Saved entries:
^^^^^^^^
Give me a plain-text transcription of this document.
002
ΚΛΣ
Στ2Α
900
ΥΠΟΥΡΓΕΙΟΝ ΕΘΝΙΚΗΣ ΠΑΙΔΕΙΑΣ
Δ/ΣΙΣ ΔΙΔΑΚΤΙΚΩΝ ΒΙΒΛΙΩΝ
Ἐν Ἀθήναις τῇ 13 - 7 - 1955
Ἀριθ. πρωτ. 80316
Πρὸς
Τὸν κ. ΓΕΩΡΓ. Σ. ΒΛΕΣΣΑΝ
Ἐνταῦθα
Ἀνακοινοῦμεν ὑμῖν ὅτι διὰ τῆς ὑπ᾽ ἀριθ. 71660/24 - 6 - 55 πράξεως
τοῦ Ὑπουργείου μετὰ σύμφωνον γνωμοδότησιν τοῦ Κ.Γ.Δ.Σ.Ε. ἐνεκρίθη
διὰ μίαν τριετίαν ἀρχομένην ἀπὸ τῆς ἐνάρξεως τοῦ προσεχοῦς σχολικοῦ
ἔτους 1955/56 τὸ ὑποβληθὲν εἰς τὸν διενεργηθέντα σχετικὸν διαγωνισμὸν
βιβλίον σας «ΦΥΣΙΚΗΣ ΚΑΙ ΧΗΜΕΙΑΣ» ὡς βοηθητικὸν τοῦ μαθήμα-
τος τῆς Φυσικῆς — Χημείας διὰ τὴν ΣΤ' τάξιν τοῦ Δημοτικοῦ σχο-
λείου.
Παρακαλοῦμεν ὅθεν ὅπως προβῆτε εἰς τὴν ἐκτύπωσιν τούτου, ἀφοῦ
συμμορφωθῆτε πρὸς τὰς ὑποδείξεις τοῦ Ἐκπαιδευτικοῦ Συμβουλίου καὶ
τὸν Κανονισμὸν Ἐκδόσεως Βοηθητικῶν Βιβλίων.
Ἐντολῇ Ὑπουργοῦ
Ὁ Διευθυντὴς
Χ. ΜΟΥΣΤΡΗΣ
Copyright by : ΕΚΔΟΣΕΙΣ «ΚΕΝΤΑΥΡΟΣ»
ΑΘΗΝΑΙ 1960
^^^^^^^^
▶ **STATED GOAL**:
Return every record above exactly as it appears.

▶ **WRITTEN ANSWER**:
Give me a plain-text transcription of this document.
002
ΚΛΣ
Στ2Α
900
ΥΠΟΥΡΓΕΙΟΝ ΕΘΝΙΚΗΣ ΠΑΙΔΕΙΑΣ
Δ/ΣΙΣ ΔΙΔΑΚΤΙΚΩΝ ΒΙΒΛΙΩΝ
Ἐν Ἀθήναις τῇ 13 - 7 - 1955
Ἀριθ. πρωτ. 80316
Πρὸς
Τὸν κ. ΓΕΩΡΓ. Σ. ΒΛΕΣΣΑΝ
Ἐνταῦθα
Ἀνακοινοῦμεν ὑμῖν ὅτι διὰ τῆς ὑπ᾽ ἀριθ. 71660/24 - 6 - 55 πράξεως
τοῦ Ὑπουργείου μετὰ σύμφωνον γνωμοδότησιν τοῦ Κ.Γ.Δ.Σ.Ε. ἐνεκρίθη
διὰ μίαν τριετίαν ἀρχομένην ἀπὸ τῆς ἐνάρξεως τοῦ προσεχοῦς σχολικοῦ
ἔτους 1955/56 τὸ ὑποβληθὲν εἰς τὸν διενεργηθέντα σχετικὸν διαγωνισμὸν
βιβλίον σας «ΦΥΣΙΚΗΣ ΚΑΙ ΧΗΜΕΙΑΣ» ὡς βοηθητικὸν τοῦ μαθήμα-
τος τῆς Φυσικῆς — Χημείας διὰ τὴν ΣΤ' τάξιν τοῦ Δημοτικοῦ σχο-
λείου.
Παρακαλοῦμεν ὅθεν ὅπως προβῆτε εἰς τὴν ἐκτύπωσιν τούτου, ἀφοῦ
συμμορφωθῆτε πρὸς τὰς ὑποδείξεις τοῦ Ἐκπαιδευτικοῦ Συμβουλίου καὶ
τὸν Κανονισμὸν Ἐκδόσεως Βοηθητικῶν Βιβλίων.
Ἐντολῇ Ὑπουργοῦ
Ὁ Διευθυντὴς
Χ. ΜΟΥΣΤΡΗΣ
Copyright by : ΕΚΔΟΣΕΙΣ «ΚΕΝΤΑΥΡΟΣ»
ΑΘΗΝΑΙ 1960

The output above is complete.